--- START OF Article ---
14769 Views 186 Replies 14 Participants Last post by  jclars
Hello All!

I pondered what to do to this car for over 1 year since driving it home. Yes, it was the first project car I had not needed a trailer for! I have travelled as far as Southern Cal. to pickup other projects with a trailer in tow. Never one only 15 miles from home! And so cheap ($2500) for a running vintage car!

Because the starting point was so favorable, it was tempting to simply do a stock restoration. But then I started digging and found the engine and tranny were not original, coming from a newer Volvo. I felt like it opened the door for a restomod. I am soon 72 years old and have always enjoyed a challenge. My last build was a traditional hot rod which included at totally fabricated frame and flat head V8. Parts were either already in my shop or sourced from multiple swap meets and online sales The various parts spanned years 1928 to 1962 in vintage. I also upgraded a 1958 MGA Coupe to a 2000 Miata drive train. I have done a 1956 F100 PU with a 90's era drivetrain from a T-bird SuperCoupe. This past May I drove Rte. 66 in it. 6000 miles round trip. So major technology jumps with previous projects has been accomplished. And I drive the things! But ICE to EV??? Before last year I didn't even know what those acronyms stood for!

I reviewed the topics I was to cover with my first post, and I can see the logic to determine where everyone enters this EV game. So I can fabricate, I can visualize, I can drive. But this EV thing was a bit intimidating. Then I took a ride in a modern EV and got sucked in! With your help, I hope to make this car an almost daily driver. I am planning for 80 - 100 mile range. I also want to approach this incrementally, both for affordability, but also because I like to mock up restomods to present a car look like it could have come from the factory that way. I have become adept at doing this, but it has always been by trial and error with lots of cardboard and wood mock-ups. I have fabricated things multiple times to get it looking right (as well as for structural integrity!).
--- END OF Article ---
--- START OF Material provided ---
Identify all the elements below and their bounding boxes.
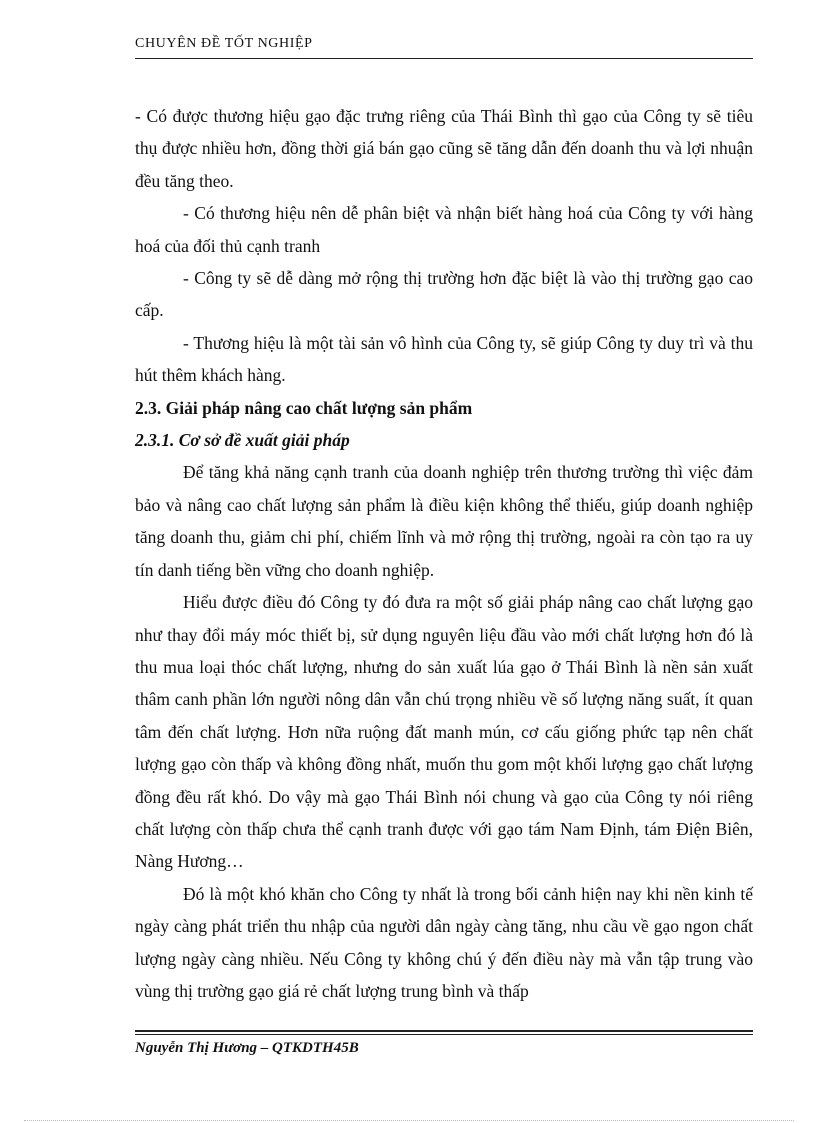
paragraph-brand-benefit-3: - Công ty sẽ dễ dàng mở rộng thị trường hơn đặc biệt là vào thị trường gạo cao cấp.: [135, 268, 753, 321]
footer-divider-thin: [135, 1034, 753, 1035]
footer-author: Nguyễn Thị Hương – QTKDTH45B: [135, 1040, 359, 1056]
page-header-title: CHUYÊN ĐỀ TỐT NGHIỆP: [135, 36, 313, 51]
header-divider: [135, 58, 753, 59]
paragraph-market-challenge: Đó là một khó khăn cho Công ty nhất là trong bối cảnh hiện nay khi nền kinh tế ngày càng phát triển thu nhập của người dân ngày càng tăng, nhu cầu về gạo ngon chất lượng ngày càng nhiều. Nếu Công ty không chú ý đến điều này mà vẫn tập trung vào vùng thị trường gạo giá rẻ chất lượng trung bình và thấp: [135, 883, 753, 1001]
paragraph-brand-benefit-2: - Có thương hiệu nên dễ phân biệt và nhận biết hàng hoá của Công ty với hàng hoá của đối thủ cạnh tranh: [135, 203, 753, 256]
paragraph-quality-importance: Để tăng khả năng cạnh tranh của doanh nghiệp trên thương trường thì việc đảm bảo và nâng cao chất lượng sản phẩm là điều kiện không thể thiếu, giúp doanh nghiệp tăng doanh thu, giảm chi phí, chiếm lĩnh và mở rộng thị trường, ngoài ra còn tạo ra uy tín danh tiếng bền vững cho doanh nghiệp.: [135, 462, 753, 580]
paragraph-brand-benefit-1: - Có được thương hiệu gạo đặc trưng riêng của Thái Bình thì gạo của Công ty sẽ tiêu thụ được nhiều hơn, đồng thời giá bán gạo cũng sẽ tăng dẫn đến doanh thu và lợi nhuận đều tăng theo.: [135, 106, 753, 191]
document-body: [135, 100, 753, 1007]
paragraph-quality-problem: Hiểu được điều đó Công ty đó đưa ra một số giải pháp nâng cao chất lượng gạo như thay đổi máy móc thiết bị, sử dụng nguyên liệu đầu vào mới chất lượng hơn đó là thu mua loại thóc chất lượng, nhưng do sản xuất lúa gạo ở Thái Bình là nền sản xuất thâm canh phần lớn người nông dân vẫn chú trọng nhiều về số lượng năng suất, ít quan tâm đến chất lượng. Hơn nữa ruộng đất manh mún, cơ cấu giống phức tạp nên chất lượng gạo còn thấp và không đồng nhất, muốn thu gom một khối lượng gạo chất lượng đồng đều rất khó. Do vậy mà gạo Thái Bình nói chung và gạo của Công ty nói riêng chất lượng còn thấp chưa thể cạnh tranh được với gạo tám Nam Định, tám Điện Biên, Nàng Hương…: [135, 592, 753, 872]
page-bottom-edge: [24, 1120, 794, 1121]
subsection-heading: 2.3.1. Cơ sở đề xuất giải pháp: [135, 430, 350, 451]
section-heading: 2.3. Giải pháp nâng cao chất lượng sản phẩm: [135, 397, 473, 418]
paragraph-brand-benefit-4: - Thương hiệu là một tài sản vô hình của Công ty, sẽ giúp Công ty duy trì và thu hút thêm khách hàng.: [135, 332, 753, 386]
footer-divider-thick: [135, 1030, 753, 1032]
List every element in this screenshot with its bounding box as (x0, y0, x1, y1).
--- END OF Material provided ---
# Exercises:
A. Name each earlier vehicle project the writer of the forum post about the EV conversion describes having completed.
B. Carry the forum post about the EV conversion forward from its final sentence.
The data has nothing to do with the forum post.

# Responses to the tasks:
A.
- A traditional hot rod with a fully fabricated frame and a flathead V8
- A 1958 MGA Coupe upgraded to a 2000 Miata drive train
- A 1956 F100 PU with a 90's era drivetrain from a T-bird SuperCoupe

B.
I hope I can present this EV conversion similar to my other less radical projects. I want the motor with controller to take center stage, so no battery box on top of it, even though there is a lot of room under the bulbous hood. Likewise, I doubled the HP and Torque on that MGA mentioned above, and it suddenly became a fun (not to mention dependable) sports car! While I will only have a marginal HP jump in my chosen EV gear, I am pretty sure the torque value and dependability factors will be satisfying enough!

That all said, I have been working with EVWest to gain a system understanding and with a local Electrical shop that has dabbled in EV development for the last 10 years. EVWest had done a Volvo P1800 several years ago and just this past week we were able to confirm a match to my Volvo bellhousing and flywheel. So I have the adapter/coupler on order with them. I also have a Hyper 9 HV motor system with chill plate and front motor mount on order with the local shop. Saved much on freight by finding a local source for that! I have other components pre-selected from both EVW and locally, but again will use these first major pieces to anchor the mock-up stage. So because the adapter is a long lead item, I will probably be doing more restoration type stuff in the interim, so bear with me.

I attach pix of the car, the voluminous engine bay and similar trunk. I do plan to put at least some battery packs in the rear where the gas tank came from. However only 100-120 lbs or so to help keep within original weight trim. Which I think will be okay, with so much room in front. But again, I want to showcase the motor. Not the battery packs.

Looking forward to hearing comments from this valued knowledge base in the months ahead!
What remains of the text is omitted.